**TEXTE FOURNI**
Cour d’appel administrative de Paris, le 3 juin 2025, n°24PA00592

Par un arrêt en date du 3 juin 2025, une cour administrative d’appel a statué sur la régularité d’une procédure d’imposition et le bien-fondé de pénalités fiscales. En l’espèce, une société exploitant un commerce de boulangerie a fait l’objet d’un avis de vérification de comptabilité. Initialement engagée sur le fondement de l’opposition à contrôle fiscal, la procédure a été suivie de l’émission de cotisations supplémentaires d’impôt sur les sociétés et de rappels de taxe sur la valeur ajoutée.

À la suite d’un recours hiérarchique, l’administration a substitué à la procédure d’évaluation d’office celle de la taxation d’office pour défaut de dépôt de déclarations dans les délais. La société a saisi le tribunal administratif, qui l’a partiellement déchargée d’une majoration pour dépôt tardif de déclarations de taxe sur la valeur ajoutée, mais a rejeté le surplus de ses demandes. La société a alors interjeté appel du jugement, tandis que le ministre a formé un appel incident pour contester la décharge partielle accordée en première instance.

Le litige soulevait principalement deux questions juridiques. D’une part, il s’agissait de déterminer si des irrégularités affectant une procédure de vérification de comptabilité pouvaient être utilement invoquées par un contribuable alors que sa situation de taxation d’office résultait de manquements déclaratifs antérieurs à l’engagement du contrôle. D’autre part, la cour devait apprécier la régularité de pénalités au regard des garanties de procédure et de la charge de la preuve de la notification des actes administratifs.

**TRAVAIL DEMANDÉ**
• A. D'après le texte fourni, quelle activité exerce la société en cause ?
• B. Recopiez le passage du texte fourni allant de « Cour d’appel administrative » jusqu'à « la valeur ajoutée. » inclus.
• C. Dressez la liste des recours successifs mentionnés dans le texte fourni.

**DONNÉES FOURNIES**
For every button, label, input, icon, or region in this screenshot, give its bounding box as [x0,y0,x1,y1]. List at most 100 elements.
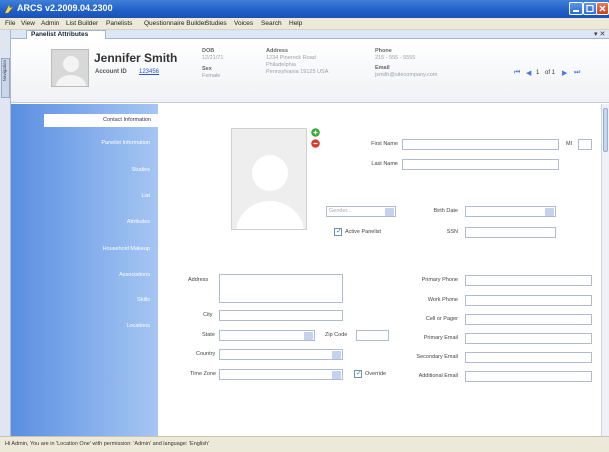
work-phone-label: Work Phone [427,297,458,303]
remove-photo-icon[interactable] [311,139,320,148]
email-label: Email [375,65,390,71]
tab-controls[interactable]: ▾ ✕ [594,30,605,38]
nav-attributes[interactable]: Attributes [127,219,150,225]
close-button[interactable] [596,2,609,15]
cell-pager-input[interactable] [465,314,592,325]
address-line: Philadelphia [266,62,296,68]
secondary-email-input[interactable] [465,352,592,363]
sex-value: Female [202,73,221,79]
override-checkbox[interactable]: ✓ [354,370,362,378]
first-name-input[interactable] [402,139,559,150]
additional-email-label: Additional Email [418,373,458,379]
window-title: ARCS v2.2009.04.2300 [17,3,113,13]
section-nav: Contact Information Panelist Information… [11,104,158,436]
time-zone-select[interactable] [219,369,343,380]
chevron-down-icon [385,208,394,216]
chevron-down-icon [332,371,341,379]
panelist-photo[interactable] [231,128,307,230]
address-textarea[interactable] [219,274,343,303]
account-id-link[interactable]: 123456 [139,69,159,75]
panelist-header: Jennifer Smith Account ID 123456 DOB 12/… [11,39,609,103]
menu-voices[interactable]: Voices [234,20,253,27]
panelist-name: Jennifer Smith [94,51,178,65]
sex-label: Sex [202,66,212,72]
nav-locations[interactable]: Locations [126,323,150,329]
status-text: Hi Admin, You are in 'Location One' with… [5,441,210,447]
record-of-label: of 1 [545,70,556,76]
nav-skills[interactable]: Skills [137,297,150,303]
gender-select[interactable]: Gender... [326,206,396,217]
prev-record-icon[interactable]: ◀ [526,69,531,77]
maximize-button[interactable] [583,2,597,15]
address-field-label: Address [188,277,209,283]
address-line: 1234 Pinerock Road [266,55,316,61]
checkmark-icon: ✓ [336,228,342,235]
menu-file[interactable]: File [5,20,15,27]
nav-household-makeup[interactable]: Household Makeup [103,246,150,252]
zip-code-label: Zip Code [325,332,348,338]
last-record-icon[interactable]: ⏭ [574,69,580,77]
state-select[interactable] [219,330,315,341]
first-record-icon[interactable]: ⏮ [514,69,520,77]
scrollbar-thumb[interactable] [603,108,608,152]
primary-phone-input[interactable] [465,275,592,286]
menu-search[interactable]: Search [261,20,282,27]
menu-admin[interactable]: Admin [41,20,59,27]
app-icon [4,4,14,14]
city-label: City [203,312,213,318]
account-id-label: Account ID [95,69,127,75]
close-icon [599,5,606,12]
work-phone-input[interactable] [465,295,592,306]
chevron-down-icon [304,332,313,340]
additional-email-input[interactable] [465,371,592,382]
dob-value: 12/21/71 [202,55,224,61]
primary-email-input[interactable] [465,333,592,344]
address-line: Pennsylvania 19125 USA [266,69,329,75]
navigation-strip-label: Navigation [2,60,7,82]
first-name-label: First Name [371,141,398,147]
avatar [51,49,89,87]
city-input[interactable] [219,310,343,321]
country-select[interactable] [219,349,343,360]
override-label: Override [365,371,387,377]
birth-date-label: Birth Date [433,208,458,214]
secondary-email-label: Secondary Email [416,354,458,360]
maximize-icon [586,4,594,13]
menu-list-builder[interactable]: List Builder [66,20,98,27]
menu-questionnaire-builder[interactable]: Questionnaire Builder [144,20,207,27]
last-name-input[interactable] [402,159,559,170]
vertical-scrollbar[interactable] [601,104,609,436]
menu-studies[interactable]: Studies [205,20,227,27]
email-value: jsmith@sitecompany.com [375,72,438,78]
active-panelist-checkbox[interactable]: ✓ [334,228,342,236]
menu-panelists[interactable]: Panelists [106,20,132,27]
last-name-label: Last Name [371,161,398,167]
record-current[interactable]: 1 [536,70,539,76]
birth-date-picker[interactable] [465,206,556,217]
chevron-down-icon [332,351,341,359]
add-photo-icon[interactable] [311,128,320,137]
minimize-button[interactable] [569,2,583,15]
primary-phone-label: Primary Phone [421,277,458,283]
next-record-icon[interactable]: ▶ [562,69,567,77]
mi-input[interactable] [578,139,592,150]
ssn-label: SSN [446,229,458,235]
photo-silhouette-icon [236,155,304,229]
nav-panelist-information[interactable]: Panelist Information [101,140,150,146]
menu-help[interactable]: Help [289,20,302,27]
tab-panelist-attributes[interactable]: Panelist Attributes [26,30,106,39]
nav-associations[interactable]: Associations [119,272,150,278]
state-label: State [202,332,215,338]
checkmark-icon: ✓ [356,370,362,377]
zip-code-input[interactable] [356,330,389,341]
dob-label: DOB [202,48,215,54]
nav-list[interactable]: List [141,193,150,199]
nav-contact-information[interactable]: Contact Information [44,114,158,127]
ssn-input[interactable] [465,227,556,238]
nav-studies[interactable]: Studies [132,167,150,173]
avatar-silhouette-icon [56,56,86,86]
menu-bar: File View Admin List Builder Panelists Q… [0,18,609,30]
menu-view[interactable]: View [21,20,35,27]
country-label: Country [196,351,216,357]
side-strip: Navigation [0,30,11,436]
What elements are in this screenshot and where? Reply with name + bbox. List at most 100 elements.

**RÉPONSES ATTENDUES**
• A. Elle exploite un commerce de boulangerie.

• B.
Cour d’appel administrative de Paris, le 3 juin 2025, n°24PA00592

Par un arrêt en date du 3 juin 2025, une cour administrative d’appel a statué sur la régularité d’une procédure d’imposition et le bien-fondé de pénalités fiscales. En l’espèce, une société exploitant un commerce de boulangerie a fait l’objet d’un avis de vérification de comptabilité. Initialement engagée sur le fondement de l’opposition à contrôle fiscal, la procédure a été suivie de l’émission de cotisations supplémentaires d’impôt sur les sociétés et de rappels de taxe sur la valeur ajoutée.

• C.
- le recours hiérarchique
- la saisine du tribunal administratif par la société
- l'appel interjeté par la société contre le jugement
- l'appel incident formé par le ministre